──────── Task input ────────

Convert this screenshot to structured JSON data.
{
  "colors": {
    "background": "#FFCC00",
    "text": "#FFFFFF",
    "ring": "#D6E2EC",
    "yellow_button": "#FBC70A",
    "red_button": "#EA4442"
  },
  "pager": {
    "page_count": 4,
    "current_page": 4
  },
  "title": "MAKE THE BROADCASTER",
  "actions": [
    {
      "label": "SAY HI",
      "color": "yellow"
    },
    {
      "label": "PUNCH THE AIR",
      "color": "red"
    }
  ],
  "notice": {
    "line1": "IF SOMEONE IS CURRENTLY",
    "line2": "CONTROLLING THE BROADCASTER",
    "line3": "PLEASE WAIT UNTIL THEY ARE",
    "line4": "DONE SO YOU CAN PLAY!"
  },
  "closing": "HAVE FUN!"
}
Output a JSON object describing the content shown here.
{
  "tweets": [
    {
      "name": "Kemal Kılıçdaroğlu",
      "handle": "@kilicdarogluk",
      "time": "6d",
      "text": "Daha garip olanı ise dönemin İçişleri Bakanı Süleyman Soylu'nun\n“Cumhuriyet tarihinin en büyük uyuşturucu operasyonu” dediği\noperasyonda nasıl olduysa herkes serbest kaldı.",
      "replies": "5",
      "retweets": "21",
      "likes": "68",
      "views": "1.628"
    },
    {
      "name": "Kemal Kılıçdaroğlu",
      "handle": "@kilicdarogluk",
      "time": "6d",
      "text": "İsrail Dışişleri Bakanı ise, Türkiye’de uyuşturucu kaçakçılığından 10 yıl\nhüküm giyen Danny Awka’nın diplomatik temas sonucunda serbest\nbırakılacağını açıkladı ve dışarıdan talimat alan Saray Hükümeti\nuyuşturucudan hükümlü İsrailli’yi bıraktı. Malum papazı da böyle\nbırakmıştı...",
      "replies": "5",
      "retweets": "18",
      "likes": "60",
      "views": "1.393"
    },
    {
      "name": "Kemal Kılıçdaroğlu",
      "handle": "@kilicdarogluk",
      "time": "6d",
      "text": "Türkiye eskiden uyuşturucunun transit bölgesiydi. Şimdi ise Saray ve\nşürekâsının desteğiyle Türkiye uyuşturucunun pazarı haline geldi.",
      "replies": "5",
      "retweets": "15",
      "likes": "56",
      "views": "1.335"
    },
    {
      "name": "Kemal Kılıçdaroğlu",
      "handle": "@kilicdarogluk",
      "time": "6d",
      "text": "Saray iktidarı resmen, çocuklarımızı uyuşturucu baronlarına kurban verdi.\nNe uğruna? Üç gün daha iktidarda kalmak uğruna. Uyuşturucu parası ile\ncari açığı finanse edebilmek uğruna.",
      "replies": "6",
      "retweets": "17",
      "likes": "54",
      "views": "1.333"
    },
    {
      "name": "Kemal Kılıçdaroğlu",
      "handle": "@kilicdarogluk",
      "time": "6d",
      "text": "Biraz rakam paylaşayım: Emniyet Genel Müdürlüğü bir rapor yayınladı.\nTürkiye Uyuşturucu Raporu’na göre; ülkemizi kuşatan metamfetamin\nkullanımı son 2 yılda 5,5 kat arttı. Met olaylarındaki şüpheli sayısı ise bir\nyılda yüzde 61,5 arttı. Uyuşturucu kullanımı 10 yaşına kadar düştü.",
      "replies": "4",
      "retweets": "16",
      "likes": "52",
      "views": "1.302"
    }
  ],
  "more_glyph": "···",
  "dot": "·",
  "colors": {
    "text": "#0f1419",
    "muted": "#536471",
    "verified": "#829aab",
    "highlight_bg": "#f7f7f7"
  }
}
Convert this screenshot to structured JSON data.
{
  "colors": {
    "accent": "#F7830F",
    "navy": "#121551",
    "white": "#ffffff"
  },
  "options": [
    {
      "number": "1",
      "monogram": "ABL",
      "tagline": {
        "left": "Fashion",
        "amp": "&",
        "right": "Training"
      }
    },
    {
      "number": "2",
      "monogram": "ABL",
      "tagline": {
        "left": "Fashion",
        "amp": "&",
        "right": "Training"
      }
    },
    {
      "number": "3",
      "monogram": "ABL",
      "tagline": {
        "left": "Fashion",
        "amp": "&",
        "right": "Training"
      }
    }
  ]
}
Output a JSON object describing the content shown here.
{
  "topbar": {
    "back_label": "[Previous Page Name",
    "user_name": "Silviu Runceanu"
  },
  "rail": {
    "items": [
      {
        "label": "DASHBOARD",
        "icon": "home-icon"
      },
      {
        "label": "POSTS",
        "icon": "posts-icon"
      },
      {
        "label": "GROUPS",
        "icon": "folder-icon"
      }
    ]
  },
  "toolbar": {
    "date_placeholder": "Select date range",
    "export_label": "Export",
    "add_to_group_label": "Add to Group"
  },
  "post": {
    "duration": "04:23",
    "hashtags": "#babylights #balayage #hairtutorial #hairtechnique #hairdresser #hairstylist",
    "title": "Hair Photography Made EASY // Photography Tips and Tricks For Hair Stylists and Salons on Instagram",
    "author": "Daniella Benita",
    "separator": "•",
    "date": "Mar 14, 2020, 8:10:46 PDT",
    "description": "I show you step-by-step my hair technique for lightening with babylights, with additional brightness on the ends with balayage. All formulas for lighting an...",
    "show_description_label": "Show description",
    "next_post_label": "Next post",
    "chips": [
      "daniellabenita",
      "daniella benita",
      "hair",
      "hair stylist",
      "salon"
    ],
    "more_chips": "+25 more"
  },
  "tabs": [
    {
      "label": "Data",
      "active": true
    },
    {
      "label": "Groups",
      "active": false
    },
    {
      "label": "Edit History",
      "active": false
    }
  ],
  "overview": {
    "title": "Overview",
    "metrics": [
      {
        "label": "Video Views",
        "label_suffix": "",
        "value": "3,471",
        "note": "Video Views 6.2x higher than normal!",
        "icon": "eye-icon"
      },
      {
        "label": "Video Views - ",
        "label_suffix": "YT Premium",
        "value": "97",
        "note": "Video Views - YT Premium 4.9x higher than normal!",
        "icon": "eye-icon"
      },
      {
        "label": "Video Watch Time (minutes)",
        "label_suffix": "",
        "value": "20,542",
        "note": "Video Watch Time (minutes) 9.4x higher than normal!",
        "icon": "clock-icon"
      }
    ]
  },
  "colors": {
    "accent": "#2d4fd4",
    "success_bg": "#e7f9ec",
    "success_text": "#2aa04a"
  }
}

────────

Read the entries and select each line where the word "icon" is found.

        "icon": "home-icon"
        "icon": "posts-icon"
        "icon": "folder-icon"
        "icon": "eye-icon"
        "icon": "eye-icon"
        "icon": "clock-icon"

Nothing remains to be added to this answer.